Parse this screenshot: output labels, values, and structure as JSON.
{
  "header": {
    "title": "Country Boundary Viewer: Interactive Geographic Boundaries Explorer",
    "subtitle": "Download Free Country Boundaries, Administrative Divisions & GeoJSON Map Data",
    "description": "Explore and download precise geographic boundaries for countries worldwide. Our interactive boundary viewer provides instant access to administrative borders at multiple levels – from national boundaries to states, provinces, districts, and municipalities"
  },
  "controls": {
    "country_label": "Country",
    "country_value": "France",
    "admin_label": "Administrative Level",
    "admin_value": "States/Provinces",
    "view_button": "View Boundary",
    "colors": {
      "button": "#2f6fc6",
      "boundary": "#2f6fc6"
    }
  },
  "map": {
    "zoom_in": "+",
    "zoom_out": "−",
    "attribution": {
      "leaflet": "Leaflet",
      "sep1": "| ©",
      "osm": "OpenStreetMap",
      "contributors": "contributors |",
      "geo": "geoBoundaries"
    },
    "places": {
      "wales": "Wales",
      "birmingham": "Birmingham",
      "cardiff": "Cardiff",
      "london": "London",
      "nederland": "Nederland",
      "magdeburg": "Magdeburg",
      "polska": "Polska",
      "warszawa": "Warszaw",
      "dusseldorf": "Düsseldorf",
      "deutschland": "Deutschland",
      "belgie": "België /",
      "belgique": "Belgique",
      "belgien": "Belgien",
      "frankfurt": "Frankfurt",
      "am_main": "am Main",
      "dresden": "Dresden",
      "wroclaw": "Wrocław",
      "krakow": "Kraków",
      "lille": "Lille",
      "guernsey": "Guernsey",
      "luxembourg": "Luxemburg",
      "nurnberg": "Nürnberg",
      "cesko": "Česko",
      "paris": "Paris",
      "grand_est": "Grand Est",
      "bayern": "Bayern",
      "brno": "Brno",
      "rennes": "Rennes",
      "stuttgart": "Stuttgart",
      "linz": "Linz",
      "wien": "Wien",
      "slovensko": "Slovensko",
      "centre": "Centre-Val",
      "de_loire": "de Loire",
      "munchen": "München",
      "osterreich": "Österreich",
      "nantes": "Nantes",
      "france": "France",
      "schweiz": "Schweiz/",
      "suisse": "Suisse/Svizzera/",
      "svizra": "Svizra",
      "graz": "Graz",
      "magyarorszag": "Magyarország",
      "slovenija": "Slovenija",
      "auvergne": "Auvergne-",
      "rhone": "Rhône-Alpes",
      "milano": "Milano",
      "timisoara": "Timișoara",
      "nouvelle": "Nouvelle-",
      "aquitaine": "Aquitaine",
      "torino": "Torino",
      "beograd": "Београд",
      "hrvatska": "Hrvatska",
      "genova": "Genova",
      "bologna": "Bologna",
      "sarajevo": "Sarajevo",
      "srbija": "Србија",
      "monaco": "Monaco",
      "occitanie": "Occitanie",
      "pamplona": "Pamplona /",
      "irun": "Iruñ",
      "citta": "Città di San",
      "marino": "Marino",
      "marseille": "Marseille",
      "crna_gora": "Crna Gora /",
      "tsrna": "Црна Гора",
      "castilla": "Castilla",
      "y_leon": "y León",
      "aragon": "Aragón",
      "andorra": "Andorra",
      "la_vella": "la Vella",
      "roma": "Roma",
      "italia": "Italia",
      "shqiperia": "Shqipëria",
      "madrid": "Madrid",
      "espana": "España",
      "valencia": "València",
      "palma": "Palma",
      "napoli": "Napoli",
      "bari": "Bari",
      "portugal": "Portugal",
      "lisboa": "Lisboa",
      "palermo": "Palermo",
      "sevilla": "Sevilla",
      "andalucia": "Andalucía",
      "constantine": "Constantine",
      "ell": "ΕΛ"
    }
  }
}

#### [Task goal]
Exactly as shown, repeat every record.

#### [In response]
Parse this screenshot: output labels, values, and structure as JSON.
{
  "header": {
    "title": "Country Boundary Viewer: Interactive Geographic Boundaries Explorer",
    "subtitle": "Download Free Country Boundaries, Administrative Divisions & GeoJSON Map Data",
    "description": "Explore and download precise geographic boundaries for countries worldwide. Our interactive boundary viewer provides instant access to administrative borders at multiple levels – from national boundaries to states, provinces, districts, and municipalities"
  },
  "controls": {
    "country_label": "Country",
    "country_value": "France",
    "admin_label": "Administrative Level",
    "admin_value": "States/Provinces",
    "view_button": "View Boundary",
    "colors": {
      "button": "#2f6fc6",
      "boundary": "#2f6fc6"
    }
  },
  "map": {
    "zoom_in": "+",
    "zoom_out": "−",
    "attribution": {
      "leaflet": "Leaflet",
      "sep1": "| ©",
      "osm": "OpenStreetMap",
      "contributors": "contributors |",
      "geo": "geoBoundaries"
    },
    "places": {
      "wales": "Wales",
      "birmingham": "Birmingham",
      "cardiff": "Cardiff",
      "london": "London",
      "nederland": "Nederland",
      "magdeburg": "Magdeburg",
      "polska": "Polska",
      "warszawa": "Warszaw",
      "dusseldorf": "Düsseldorf",
      "deutschland": "Deutschland",
      "belgie": "België /",
      "belgique": "Belgique",
      "belgien": "Belgien",
      "frankfurt": "Frankfurt",
      "am_main": "am Main",
      "dresden": "Dresden",
      "wroclaw": "Wrocław",
      "krakow": "Kraków",
      "lille": "Lille",
      "guernsey": "Guernsey",
      "luxembourg": "Luxemburg",
      "nurnberg": "Nürnberg",
      "cesko": "Česko",
      "paris": "Paris",
      "grand_est": "Grand Est",
      "bayern": "Bayern",
      "brno": "Brno",
      "rennes": "Rennes",
      "stuttgart": "Stuttgart",
      "linz": "Linz",
      "wien": "Wien",
      "slovensko": "Slovensko",
      "centre": "Centre-Val",
      "de_loire": "de Loire",
      "munchen": "München",
      "osterreich": "Österreich",
      "nantes": "Nantes",
      "france": "France",
      "schweiz": "Schweiz/",
      "suisse": "Suisse/Svizzera/",
      "svizra": "Svizra",
      "graz": "Graz",
      "magyarorszag": "Magyarország",
      "slovenija": "Slovenija",
      "auvergne": "Auvergne-",
      "rhone": "Rhône-Alpes",
      "milano": "Milano",
      "timisoara": "Timișoara",
      "nouvelle": "Nouvelle-",
      "aquitaine": "Aquitaine",
      "torino": "Torino",
      "beograd": "Београд",
      "hrvatska": "Hrvatska",
      "genova": "Genova",
      "bologna": "Bologna",
      "sarajevo": "Sarajevo",
      "srbija": "Србија",
      "monaco": "Monaco",
      "occitanie": "Occitanie",
      "pamplona": "Pamplona /",
      "irun": "Iruñ",
      "citta": "Città di San",
      "marino": "Marino",
      "marseille": "Marseille",
      "crna_gora": "Crna Gora /",
      "tsrna": "Црна Гора",
      "castilla": "Castilla",
      "y_leon": "y León",
      "aragon": "Aragón",
      "andorra": "Andorra",
      "la_vella": "la Vella",
      "roma": "Roma",
      "italia": "Italia",
      "shqiperia": "Shqipëria",
      "madrid": "Madrid",
      "espana": "España",
      "valencia": "València",
      "palma": "Palma",
      "napoli": "Napoli",
      "bari": "Bari",
      "portugal": "Portugal",
      "lisboa": "Lisboa",
      "palermo": "Palermo",
      "sevilla": "Sevilla",
      "andalucia": "Andalucía",
      "constantine": "Constantine",
      "ell": "ΕΛ"
    }
  }
}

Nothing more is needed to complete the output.